→ THE PROBLEM: Reproduce the entries in full, with no changes.

→ THE INPUT:
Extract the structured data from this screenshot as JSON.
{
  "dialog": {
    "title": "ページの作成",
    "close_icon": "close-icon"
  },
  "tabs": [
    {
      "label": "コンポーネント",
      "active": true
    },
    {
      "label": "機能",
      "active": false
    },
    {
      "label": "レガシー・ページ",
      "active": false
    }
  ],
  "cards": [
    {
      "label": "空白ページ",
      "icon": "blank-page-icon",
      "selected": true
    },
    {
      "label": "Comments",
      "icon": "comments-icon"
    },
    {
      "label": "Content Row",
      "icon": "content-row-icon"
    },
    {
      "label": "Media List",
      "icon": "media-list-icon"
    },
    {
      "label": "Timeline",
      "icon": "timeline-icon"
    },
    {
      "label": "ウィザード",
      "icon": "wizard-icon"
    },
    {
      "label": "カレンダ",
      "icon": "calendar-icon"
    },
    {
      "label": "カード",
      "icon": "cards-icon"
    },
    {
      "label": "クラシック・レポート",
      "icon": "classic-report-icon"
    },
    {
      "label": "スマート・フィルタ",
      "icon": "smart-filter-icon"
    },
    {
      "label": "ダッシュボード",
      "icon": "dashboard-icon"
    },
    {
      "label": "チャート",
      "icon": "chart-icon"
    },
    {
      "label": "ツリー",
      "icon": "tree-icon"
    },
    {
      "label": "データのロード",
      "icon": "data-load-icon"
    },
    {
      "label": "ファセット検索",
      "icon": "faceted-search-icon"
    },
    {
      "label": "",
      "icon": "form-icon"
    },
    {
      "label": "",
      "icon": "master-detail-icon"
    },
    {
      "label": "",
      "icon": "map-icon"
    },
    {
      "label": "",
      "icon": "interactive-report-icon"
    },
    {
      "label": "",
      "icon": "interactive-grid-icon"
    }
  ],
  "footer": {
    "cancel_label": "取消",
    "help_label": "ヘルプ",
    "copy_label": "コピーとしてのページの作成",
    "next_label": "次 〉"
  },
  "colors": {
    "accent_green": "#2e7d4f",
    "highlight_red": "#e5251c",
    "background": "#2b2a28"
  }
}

→ EXERCISE OUTPUT:
Extract the structured data from this screenshot as JSON.
{
  "dialog": {
    "title": "ページの作成",
    "close_icon": "close-icon"
  },
  "tabs": [
    {
      "label": "コンポーネント",
      "active": true
    },
    {
      "label": "機能",
      "active": false
    },
    {
      "label": "レガシー・ページ",
      "active": false
    }
  ],
  "cards": [
    {
      "label": "空白ページ",
      "icon": "blank-page-icon",
      "selected": true
    },
    {
      "label": "Comments",
      "icon": "comments-icon"
    },
    {
      "label": "Content Row",
      "icon": "content-row-icon"
    },
    {
      "label": "Media List",
      "icon": "media-list-icon"
    },
    {
      "label": "Timeline",
      "icon": "timeline-icon"
    },
    {
      "label": "ウィザード",
      "icon": "wizard-icon"
    },
    {
      "label": "カレンダ",
      "icon": "calendar-icon"
    },
    {
      "label": "カード",
      "icon": "cards-icon"
    },
    {
      "label": "クラシック・レポート",
      "icon": "classic-report-icon"
    },
    {
      "label": "スマート・フィルタ",
      "icon": "smart-filter-icon"
    },
    {
      "label": "ダッシュボード",
      "icon": "dashboard-icon"
    },
    {
      "label": "チャート",
      "icon": "chart-icon"
    },
    {
      "label": "ツリー",
      "icon": "tree-icon"
    },
    {
      "label": "データのロード",
      "icon": "data-load-icon"
    },
    {
      "label": "ファセット検索",
      "icon": "faceted-search-icon"
    },
    {
      "label": "",
      "icon": "form-icon"
    },
    {
      "label": "",
      "icon": "master-detail-icon"
    },
    {
      "label": "",
      "icon": "map-icon"
    },
    {
      "label": "",
      "icon": "interactive-report-icon"
    },
    {
      "label": "",
      "icon": "interactive-grid-icon"
    }
  ],
  "footer": {
    "cancel_label": "取消",
    "help_label": "ヘルプ",
    "copy_label": "コピーとしてのページの作成",
    "next_label": "次 〉"
  },
  "colors": {
    "accent_green": "#2e7d4f",
    "highlight_red": "#e5251c",
    "background": "#2b2a28"
  }
}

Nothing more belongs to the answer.